EXERCISE AIM:
Each record must be reproduced exactly as it is shown.

begin RECORDS FOR THE TASK

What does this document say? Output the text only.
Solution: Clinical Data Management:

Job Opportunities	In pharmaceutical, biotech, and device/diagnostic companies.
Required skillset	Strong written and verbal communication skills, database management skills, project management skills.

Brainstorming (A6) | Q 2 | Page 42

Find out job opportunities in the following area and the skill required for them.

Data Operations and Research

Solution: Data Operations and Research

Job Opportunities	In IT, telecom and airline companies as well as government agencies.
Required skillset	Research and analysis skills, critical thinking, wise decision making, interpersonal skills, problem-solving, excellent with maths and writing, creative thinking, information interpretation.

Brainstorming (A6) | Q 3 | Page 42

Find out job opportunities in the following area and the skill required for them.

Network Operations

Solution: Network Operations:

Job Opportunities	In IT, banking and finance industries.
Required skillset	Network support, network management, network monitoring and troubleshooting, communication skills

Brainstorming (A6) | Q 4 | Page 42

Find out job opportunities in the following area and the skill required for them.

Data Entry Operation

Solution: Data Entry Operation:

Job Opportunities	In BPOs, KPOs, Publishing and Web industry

end RECORDS FOR THE TASK

SOLUTION TO THE EXERCISE:
What does this document say? Output the text only.
Solution: Clinical Data Management:

Job Opportunities	In pharmaceutical, biotech, and device/diagnostic companies.
Required skillset	Strong written and verbal communication skills, database management skills, project management skills.

Brainstorming (A6) | Q 2 | Page 42

Find out job opportunities in the following area and the skill required for them.

Data Operations and Research

Solution: Data Operations and Research

Job Opportunities	In IT, telecom and airline companies as well as government agencies.
Required skillset	Research and analysis skills, critical thinking, wise decision making, interpersonal skills, problem-solving, excellent with maths and writing, creative thinking, information interpretation.

Brainstorming (A6) | Q 3 | Page 42

Find out job opportunities in the following area and the skill required for them.

Network Operations

Solution: Network Operations:

Job Opportunities	In IT, banking and finance industries.
Required skillset	Network support, network management, network monitoring and troubleshooting, communication skills

Brainstorming (A6) | Q 4 | Page 42

Find out job opportunities in the following area and the skill required for them.

Data Entry Operation

Solution: Data Entry Operation:

Job Opportunities	In BPOs, KPOs, Publishing and Web industry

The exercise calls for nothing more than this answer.